*Task requirements*:
Write the listing out again, all of it, word for word.

*Entries from a dataset*:

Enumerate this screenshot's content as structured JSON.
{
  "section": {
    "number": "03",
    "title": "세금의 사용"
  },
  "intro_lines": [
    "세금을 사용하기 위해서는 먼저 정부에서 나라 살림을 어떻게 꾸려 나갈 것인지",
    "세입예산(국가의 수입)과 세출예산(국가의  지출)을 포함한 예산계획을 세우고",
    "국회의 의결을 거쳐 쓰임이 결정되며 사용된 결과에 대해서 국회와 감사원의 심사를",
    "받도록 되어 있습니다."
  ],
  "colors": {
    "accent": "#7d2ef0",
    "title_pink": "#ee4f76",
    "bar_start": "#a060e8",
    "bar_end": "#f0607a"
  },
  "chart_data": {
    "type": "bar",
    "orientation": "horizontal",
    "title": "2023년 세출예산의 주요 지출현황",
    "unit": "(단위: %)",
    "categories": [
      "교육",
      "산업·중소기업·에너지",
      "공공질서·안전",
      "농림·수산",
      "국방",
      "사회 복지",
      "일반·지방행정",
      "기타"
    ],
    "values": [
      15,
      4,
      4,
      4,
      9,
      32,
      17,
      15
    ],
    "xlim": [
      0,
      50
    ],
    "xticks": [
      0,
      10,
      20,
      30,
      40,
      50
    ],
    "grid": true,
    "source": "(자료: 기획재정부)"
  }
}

*Solution for this problem*:
Enumerate this screenshot's content as structured JSON.
{
  "section": {
    "number": "03",
    "title": "세금의 사용"
  },
  "intro_lines": [
    "세금을 사용하기 위해서는 먼저 정부에서 나라 살림을 어떻게 꾸려 나갈 것인지",
    "세입예산(국가의 수입)과 세출예산(국가의  지출)을 포함한 예산계획을 세우고",
    "국회의 의결을 거쳐 쓰임이 결정되며 사용된 결과에 대해서 국회와 감사원의 심사를",
    "받도록 되어 있습니다."
  ],
  "colors": {
    "accent": "#7d2ef0",
    "title_pink": "#ee4f76",
    "bar_start": "#a060e8",
    "bar_end": "#f0607a"
  },
  "chart_data": {
    "type": "bar",
    "orientation": "horizontal",
    "title": "2023년 세출예산의 주요 지출현황",
    "unit": "(단위: %)",
    "categories": [
      "교육",
      "산업·중소기업·에너지",
      "공공질서·안전",
      "농림·수산",
      "국방",
      "사회 복지",
      "일반·지방행정",
      "기타"
    ],
    "values": [
      15,
      4,
      4,
      4,
      9,
      32,
      17,
      15
    ],
    "xlim": [
      0,
      50
    ],
    "xticks": [
      0,
      10,
      20,
      30,
      40,
      50
    ],
    "grid": true,
    "source": "(자료: 기획재정부)"
  }
}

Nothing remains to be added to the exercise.